## CHALLENGE:
Output every record word for word.

--

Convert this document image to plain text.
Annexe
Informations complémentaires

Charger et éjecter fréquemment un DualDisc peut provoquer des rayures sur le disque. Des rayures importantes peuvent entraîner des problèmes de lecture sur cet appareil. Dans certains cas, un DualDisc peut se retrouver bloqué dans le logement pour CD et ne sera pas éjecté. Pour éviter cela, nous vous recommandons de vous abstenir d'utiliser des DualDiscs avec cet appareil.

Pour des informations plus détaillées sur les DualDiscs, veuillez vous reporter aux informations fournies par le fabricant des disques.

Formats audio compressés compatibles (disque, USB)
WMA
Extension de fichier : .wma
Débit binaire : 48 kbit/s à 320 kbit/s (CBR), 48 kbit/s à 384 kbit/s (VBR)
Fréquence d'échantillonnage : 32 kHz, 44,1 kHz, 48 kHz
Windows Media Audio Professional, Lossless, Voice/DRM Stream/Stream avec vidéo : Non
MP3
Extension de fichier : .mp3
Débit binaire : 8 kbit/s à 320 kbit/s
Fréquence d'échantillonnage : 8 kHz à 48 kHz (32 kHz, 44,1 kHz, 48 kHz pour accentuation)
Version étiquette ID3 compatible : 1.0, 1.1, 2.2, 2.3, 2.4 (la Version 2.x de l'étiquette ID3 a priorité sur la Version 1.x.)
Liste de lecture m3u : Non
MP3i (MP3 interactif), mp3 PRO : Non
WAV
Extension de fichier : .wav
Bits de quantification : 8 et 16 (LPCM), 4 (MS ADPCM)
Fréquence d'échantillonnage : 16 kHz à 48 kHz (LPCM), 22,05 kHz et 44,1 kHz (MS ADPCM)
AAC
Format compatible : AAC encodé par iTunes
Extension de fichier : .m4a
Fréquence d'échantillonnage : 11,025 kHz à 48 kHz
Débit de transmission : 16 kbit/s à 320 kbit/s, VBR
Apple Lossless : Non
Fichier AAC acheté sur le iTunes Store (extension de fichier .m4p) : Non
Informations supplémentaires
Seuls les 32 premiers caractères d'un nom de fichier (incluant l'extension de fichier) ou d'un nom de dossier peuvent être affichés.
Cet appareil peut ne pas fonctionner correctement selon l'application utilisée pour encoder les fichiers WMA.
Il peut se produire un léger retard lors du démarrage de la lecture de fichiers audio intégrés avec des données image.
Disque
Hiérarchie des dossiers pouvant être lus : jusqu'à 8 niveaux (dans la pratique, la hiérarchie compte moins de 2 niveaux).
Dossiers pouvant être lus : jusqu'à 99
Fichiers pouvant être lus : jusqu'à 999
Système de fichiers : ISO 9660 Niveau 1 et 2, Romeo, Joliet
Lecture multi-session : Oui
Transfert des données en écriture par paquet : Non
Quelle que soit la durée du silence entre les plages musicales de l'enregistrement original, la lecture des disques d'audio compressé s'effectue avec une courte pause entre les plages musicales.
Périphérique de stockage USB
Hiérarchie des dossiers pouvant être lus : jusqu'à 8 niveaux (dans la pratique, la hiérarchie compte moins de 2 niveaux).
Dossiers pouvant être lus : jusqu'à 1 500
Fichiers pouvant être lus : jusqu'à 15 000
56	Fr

--

## EXERCISE RESULT:
Convert this document image to plain text.
Annexe
Informations complémentaires

Charger et éjecter fréquemment un DualDisc peut provoquer des rayures sur le disque. Des rayures importantes peuvent entraîner des problèmes de lecture sur cet appareil. Dans certains cas, un DualDisc peut se retrouver bloqué dans le logement pour CD et ne sera pas éjecté. Pour éviter cela, nous vous recommandons de vous abstenir d'utiliser des DualDiscs avec cet appareil.

Pour des informations plus détaillées sur les DualDiscs, veuillez vous reporter aux informations fournies par le fabricant des disques.

Formats audio compressés compatibles (disque, USB)
WMA
Extension de fichier : .wma
Débit binaire : 48 kbit/s à 320 kbit/s (CBR), 48 kbit/s à 384 kbit/s (VBR)
Fréquence d'échantillonnage : 32 kHz, 44,1 kHz, 48 kHz
Windows Media Audio Professional, Lossless, Voice/DRM Stream/Stream avec vidéo : Non
MP3
Extension de fichier : .mp3
Débit binaire : 8 kbit/s à 320 kbit/s
Fréquence d'échantillonnage : 8 kHz à 48 kHz (32 kHz, 44,1 kHz, 48 kHz pour accentuation)
Version étiquette ID3 compatible : 1.0, 1.1, 2.2, 2.3, 2.4 (la Version 2.x de l'étiquette ID3 a priorité sur la Version 1.x.)
Liste de lecture m3u : Non
MP3i (MP3 interactif), mp3 PRO : Non
WAV
Extension de fichier : .wav
Bits de quantification : 8 et 16 (LPCM), 4 (MS ADPCM)
Fréquence d'échantillonnage : 16 kHz à 48 kHz (LPCM), 22,05 kHz et 44,1 kHz (MS ADPCM)
AAC
Format compatible : AAC encodé par iTunes
Extension de fichier : .m4a
Fréquence d'échantillonnage : 11,025 kHz à 48 kHz
Débit de transmission : 16 kbit/s à 320 kbit/s, VBR
Apple Lossless : Non
Fichier AAC acheté sur le iTunes Store (extension de fichier .m4p) : Non
Informations supplémentaires
Seuls les 32 premiers caractères d'un nom de fichier (incluant l'extension de fichier) ou d'un nom de dossier peuvent être affichés.
Cet appareil peut ne pas fonctionner correctement selon l'application utilisée pour encoder les fichiers WMA.
Il peut se produire un léger retard lors du démarrage de la lecture de fichiers audio intégrés avec des données image.
Disque
Hiérarchie des dossiers pouvant être lus : jusqu'à 8 niveaux (dans la pratique, la hiérarchie compte moins de 2 niveaux).
Dossiers pouvant être lus : jusqu'à 99
Fichiers pouvant être lus : jusqu'à 999
Système de fichiers : ISO 9660 Niveau 1 et 2, Romeo, Joliet
Lecture multi-session : Oui
Transfert des données en écriture par paquet : Non
Quelle que soit la durée du silence entre les plages musicales de l'enregistrement original, la lecture des disques d'audio compressé s'effectue avec une courte pause entre les plages musicales.
Périphérique de stockage USB
Hiérarchie des dossiers pouvant être lus : jusqu'à 8 niveaux (dans la pratique, la hiérarchie compte moins de 2 niveaux).
Dossiers pouvant être lus : jusqu'à 1 500
Fichiers pouvant être lus : jusqu'à 15 000
56	Fr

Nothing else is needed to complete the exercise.